Prompt => Search the data below for the string "JSON". Extract every line that contains it.

╭──

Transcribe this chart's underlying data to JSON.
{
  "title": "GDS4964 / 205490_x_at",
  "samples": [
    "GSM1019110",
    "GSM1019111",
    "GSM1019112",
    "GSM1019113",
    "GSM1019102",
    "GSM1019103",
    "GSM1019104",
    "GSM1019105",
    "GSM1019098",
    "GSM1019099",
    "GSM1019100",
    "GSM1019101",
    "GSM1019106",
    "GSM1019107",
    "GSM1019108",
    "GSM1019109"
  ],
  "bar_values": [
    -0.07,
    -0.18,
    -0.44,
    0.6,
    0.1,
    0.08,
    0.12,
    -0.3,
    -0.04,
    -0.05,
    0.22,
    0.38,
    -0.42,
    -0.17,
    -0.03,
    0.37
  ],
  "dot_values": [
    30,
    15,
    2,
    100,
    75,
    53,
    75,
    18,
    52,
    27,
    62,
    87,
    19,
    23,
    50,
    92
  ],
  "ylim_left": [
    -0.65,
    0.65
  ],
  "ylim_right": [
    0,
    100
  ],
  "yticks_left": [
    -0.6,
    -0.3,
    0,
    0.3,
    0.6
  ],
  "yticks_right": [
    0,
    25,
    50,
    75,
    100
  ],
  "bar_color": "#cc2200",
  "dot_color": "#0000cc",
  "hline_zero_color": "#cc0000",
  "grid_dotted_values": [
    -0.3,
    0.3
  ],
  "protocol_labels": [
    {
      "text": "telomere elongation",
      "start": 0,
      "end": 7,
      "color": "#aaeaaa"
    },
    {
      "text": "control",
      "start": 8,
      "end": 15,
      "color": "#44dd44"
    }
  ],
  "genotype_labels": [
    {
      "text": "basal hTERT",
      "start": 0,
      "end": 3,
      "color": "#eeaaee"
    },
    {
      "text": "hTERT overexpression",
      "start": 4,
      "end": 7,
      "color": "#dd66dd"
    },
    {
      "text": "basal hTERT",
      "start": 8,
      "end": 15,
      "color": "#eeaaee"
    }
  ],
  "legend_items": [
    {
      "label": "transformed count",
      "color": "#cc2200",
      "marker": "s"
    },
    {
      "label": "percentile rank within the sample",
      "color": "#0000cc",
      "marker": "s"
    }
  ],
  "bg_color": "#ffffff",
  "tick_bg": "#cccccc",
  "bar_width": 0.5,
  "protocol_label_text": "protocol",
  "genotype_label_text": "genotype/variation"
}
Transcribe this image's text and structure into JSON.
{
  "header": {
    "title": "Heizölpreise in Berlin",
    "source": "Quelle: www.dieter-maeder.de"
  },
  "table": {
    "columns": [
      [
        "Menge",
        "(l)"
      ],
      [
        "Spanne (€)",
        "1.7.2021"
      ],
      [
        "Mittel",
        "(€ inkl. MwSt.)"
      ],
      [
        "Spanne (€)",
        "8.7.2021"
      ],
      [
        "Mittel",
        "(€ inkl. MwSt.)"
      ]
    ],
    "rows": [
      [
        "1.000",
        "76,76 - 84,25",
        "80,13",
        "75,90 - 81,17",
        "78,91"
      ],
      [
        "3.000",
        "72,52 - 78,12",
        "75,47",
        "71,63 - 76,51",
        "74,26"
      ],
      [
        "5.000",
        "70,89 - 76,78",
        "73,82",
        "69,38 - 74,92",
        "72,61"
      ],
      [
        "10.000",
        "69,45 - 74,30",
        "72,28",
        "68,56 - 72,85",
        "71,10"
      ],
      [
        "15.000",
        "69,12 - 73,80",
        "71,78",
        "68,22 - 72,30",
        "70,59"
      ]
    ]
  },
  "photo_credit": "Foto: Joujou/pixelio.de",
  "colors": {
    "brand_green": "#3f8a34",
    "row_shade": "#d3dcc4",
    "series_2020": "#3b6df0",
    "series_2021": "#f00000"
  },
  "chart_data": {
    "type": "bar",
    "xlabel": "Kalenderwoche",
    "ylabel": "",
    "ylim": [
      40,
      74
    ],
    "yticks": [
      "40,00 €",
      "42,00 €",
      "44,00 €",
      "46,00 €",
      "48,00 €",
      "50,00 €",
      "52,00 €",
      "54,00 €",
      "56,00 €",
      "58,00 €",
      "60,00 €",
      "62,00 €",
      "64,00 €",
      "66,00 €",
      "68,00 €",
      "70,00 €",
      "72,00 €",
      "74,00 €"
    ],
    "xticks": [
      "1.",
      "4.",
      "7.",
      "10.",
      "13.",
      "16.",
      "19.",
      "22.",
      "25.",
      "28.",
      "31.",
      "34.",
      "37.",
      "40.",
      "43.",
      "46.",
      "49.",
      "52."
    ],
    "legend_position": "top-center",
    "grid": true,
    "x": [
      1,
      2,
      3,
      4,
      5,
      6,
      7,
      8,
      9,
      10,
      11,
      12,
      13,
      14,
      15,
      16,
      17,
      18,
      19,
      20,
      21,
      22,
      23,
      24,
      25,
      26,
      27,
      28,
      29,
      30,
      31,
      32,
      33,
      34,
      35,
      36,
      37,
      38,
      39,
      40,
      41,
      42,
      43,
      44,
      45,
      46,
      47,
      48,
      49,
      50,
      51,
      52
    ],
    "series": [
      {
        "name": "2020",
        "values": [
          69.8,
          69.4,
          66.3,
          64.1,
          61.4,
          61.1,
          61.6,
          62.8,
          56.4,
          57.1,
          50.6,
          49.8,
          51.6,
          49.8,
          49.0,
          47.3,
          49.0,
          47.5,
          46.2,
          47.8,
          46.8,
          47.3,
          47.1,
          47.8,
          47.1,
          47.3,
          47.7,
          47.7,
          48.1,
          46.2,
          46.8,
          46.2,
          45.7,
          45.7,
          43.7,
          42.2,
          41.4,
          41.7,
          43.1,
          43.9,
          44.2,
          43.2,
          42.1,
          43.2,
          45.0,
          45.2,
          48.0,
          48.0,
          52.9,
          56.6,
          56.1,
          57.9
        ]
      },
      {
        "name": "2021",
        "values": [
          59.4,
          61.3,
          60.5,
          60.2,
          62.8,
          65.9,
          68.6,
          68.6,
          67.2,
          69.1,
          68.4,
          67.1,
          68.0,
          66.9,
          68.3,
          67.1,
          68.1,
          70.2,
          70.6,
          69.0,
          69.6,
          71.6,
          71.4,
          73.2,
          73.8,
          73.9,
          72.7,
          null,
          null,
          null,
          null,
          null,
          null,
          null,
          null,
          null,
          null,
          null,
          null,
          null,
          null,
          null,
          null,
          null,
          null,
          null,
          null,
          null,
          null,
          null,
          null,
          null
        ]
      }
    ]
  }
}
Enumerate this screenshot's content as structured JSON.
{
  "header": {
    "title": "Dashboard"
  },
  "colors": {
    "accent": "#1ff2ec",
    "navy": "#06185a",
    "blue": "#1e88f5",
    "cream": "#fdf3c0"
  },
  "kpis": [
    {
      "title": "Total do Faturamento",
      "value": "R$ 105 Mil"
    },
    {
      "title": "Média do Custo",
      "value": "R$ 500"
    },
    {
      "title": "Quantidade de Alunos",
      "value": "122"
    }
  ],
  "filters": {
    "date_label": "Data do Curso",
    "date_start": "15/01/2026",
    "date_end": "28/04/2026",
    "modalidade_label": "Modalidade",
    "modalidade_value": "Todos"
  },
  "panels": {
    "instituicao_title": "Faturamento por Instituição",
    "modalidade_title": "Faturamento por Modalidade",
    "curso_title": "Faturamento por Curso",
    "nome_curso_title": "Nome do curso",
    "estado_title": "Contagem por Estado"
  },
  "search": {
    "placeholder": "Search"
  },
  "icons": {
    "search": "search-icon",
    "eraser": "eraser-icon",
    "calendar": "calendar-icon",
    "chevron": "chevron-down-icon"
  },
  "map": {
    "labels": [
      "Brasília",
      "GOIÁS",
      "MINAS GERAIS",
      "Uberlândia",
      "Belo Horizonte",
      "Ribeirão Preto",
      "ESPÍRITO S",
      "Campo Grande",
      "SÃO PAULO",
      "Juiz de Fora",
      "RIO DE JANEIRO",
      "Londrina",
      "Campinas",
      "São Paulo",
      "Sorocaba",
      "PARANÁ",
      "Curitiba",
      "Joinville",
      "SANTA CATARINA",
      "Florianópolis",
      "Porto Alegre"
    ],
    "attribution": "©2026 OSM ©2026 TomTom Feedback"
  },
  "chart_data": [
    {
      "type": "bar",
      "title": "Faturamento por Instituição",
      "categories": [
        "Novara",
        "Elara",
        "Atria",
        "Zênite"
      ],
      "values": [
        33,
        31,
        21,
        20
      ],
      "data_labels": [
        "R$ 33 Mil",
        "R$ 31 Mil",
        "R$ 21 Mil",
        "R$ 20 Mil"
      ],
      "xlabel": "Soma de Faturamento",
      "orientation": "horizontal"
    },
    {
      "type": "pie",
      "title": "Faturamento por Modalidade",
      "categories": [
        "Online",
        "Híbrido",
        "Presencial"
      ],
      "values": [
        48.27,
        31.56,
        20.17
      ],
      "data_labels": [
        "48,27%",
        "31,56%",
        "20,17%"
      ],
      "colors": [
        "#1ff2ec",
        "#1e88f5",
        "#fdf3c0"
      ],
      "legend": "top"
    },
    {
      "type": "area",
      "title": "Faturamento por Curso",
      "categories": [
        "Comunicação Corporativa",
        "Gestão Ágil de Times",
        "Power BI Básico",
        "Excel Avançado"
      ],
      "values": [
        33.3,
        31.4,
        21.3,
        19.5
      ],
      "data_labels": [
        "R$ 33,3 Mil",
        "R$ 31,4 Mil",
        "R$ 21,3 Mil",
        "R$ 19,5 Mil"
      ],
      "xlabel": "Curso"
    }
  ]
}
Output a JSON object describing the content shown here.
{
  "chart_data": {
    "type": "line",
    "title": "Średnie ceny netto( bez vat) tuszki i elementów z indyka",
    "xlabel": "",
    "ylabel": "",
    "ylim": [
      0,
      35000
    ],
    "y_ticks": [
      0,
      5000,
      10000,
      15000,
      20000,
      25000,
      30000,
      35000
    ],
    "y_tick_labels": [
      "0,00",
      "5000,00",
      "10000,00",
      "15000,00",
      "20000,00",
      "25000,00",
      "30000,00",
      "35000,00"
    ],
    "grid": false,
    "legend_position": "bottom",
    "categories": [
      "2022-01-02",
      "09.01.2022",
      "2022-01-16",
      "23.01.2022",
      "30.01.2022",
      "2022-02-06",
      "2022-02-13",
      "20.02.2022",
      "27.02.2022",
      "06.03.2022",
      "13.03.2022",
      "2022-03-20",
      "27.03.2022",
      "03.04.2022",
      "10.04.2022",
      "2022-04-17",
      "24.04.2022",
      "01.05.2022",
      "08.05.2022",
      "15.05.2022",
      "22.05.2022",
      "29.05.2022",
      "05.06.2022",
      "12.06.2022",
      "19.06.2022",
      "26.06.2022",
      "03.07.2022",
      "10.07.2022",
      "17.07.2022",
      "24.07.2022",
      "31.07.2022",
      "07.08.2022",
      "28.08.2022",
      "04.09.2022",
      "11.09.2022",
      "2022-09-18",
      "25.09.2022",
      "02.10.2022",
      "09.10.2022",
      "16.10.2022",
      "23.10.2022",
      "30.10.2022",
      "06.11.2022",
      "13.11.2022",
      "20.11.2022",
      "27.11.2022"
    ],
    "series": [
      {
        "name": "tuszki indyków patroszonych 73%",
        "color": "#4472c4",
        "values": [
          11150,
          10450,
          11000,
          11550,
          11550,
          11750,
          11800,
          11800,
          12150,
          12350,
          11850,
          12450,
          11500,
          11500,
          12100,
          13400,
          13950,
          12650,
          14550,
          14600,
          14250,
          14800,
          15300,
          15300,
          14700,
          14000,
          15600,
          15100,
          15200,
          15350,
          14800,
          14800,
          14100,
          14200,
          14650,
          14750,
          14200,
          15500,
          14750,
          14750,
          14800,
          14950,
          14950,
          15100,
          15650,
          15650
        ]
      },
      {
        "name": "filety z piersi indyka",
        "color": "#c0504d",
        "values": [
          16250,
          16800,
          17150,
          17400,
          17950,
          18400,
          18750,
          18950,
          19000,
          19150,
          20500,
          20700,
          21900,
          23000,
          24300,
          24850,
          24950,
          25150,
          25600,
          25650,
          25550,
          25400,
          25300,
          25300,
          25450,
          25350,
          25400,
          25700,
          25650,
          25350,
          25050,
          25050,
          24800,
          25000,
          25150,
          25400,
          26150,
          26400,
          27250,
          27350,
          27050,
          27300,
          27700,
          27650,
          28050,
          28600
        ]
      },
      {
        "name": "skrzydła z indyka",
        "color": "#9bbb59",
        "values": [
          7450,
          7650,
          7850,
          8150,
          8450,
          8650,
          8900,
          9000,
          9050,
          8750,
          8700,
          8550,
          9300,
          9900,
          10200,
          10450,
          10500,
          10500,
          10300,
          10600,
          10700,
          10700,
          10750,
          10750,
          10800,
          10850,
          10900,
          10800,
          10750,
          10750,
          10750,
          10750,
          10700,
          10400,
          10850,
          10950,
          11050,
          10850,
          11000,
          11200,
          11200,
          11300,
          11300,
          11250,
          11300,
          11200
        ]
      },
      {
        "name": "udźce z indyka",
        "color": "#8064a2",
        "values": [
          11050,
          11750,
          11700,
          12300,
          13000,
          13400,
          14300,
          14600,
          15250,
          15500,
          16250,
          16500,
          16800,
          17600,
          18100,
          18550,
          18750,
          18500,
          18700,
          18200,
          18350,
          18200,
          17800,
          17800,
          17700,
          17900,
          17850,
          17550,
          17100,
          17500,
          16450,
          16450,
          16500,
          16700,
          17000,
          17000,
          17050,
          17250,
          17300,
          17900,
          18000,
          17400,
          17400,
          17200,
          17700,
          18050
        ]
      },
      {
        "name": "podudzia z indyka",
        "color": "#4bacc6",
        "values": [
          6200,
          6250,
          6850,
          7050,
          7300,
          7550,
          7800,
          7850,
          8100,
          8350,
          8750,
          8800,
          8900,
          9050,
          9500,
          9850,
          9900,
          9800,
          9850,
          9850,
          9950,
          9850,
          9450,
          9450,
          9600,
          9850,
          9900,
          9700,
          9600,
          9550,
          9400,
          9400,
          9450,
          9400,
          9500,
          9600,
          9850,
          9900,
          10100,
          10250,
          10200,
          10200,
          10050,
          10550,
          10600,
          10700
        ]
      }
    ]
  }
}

╰──

Task result =>
Transcribe this chart's underlying data to JSON.
Transcribe this image's text and structure into JSON.
Enumerate this screenshot's content as structured JSON.
Output a JSON object describing the content shown here.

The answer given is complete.